[Data listing]
────

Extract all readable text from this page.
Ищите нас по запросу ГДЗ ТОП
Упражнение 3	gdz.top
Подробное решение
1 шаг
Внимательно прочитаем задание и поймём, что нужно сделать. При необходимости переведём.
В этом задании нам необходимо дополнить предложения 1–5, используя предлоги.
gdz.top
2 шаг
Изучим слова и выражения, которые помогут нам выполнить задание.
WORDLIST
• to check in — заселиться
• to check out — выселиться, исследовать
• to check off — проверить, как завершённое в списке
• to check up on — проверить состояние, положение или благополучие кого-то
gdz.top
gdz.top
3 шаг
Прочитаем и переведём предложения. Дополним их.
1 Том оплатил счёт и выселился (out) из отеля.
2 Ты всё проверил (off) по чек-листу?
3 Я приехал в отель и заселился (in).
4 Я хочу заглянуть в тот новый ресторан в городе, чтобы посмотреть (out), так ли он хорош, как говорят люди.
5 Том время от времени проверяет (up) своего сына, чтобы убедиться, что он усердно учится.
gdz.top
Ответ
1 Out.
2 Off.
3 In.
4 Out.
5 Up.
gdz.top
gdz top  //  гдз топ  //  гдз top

────

- **WRITTEN REQUEST**: Your task is to repeat each line of the material exactly.

- **WRITTEN ANSWER**:
Extract all readable text from this page.
Ищите нас по запросу ГДЗ ТОП
Упражнение 3	gdz.top
Подробное решение
1 шаг
Внимательно прочитаем задание и поймём, что нужно сделать. При необходимости переведём.
В этом задании нам необходимо дополнить предложения 1–5, используя предлоги.
gdz.top
2 шаг
Изучим слова и выражения, которые помогут нам выполнить задание.
WORDLIST
• to check in — заселиться
• to check out — выселиться, исследовать
• to check off — проверить, как завершённое в списке
• to check up on — проверить состояние, положение или благополучие кого-то
gdz.top
gdz.top
3 шаг
Прочитаем и переведём предложения. Дополним их.
1 Том оплатил счёт и выселился (out) из отеля.
2 Ты всё проверил (off) по чек-листу?
3 Я приехал в отель и заселился (in).
4 Я хочу заглянуть в тот новый ресторан в городе, чтобы посмотреть (out), так ли он хорош, как говорят люди.
5 Том время от времени проверяет (up) своего сына, чтобы убедиться, что он усердно учится.
gdz.top
Ответ
1 Out.
2 Off.
3 In.
4 Out.
5 Up.
gdz.top
gdz top  //  гдз топ  //  гдз top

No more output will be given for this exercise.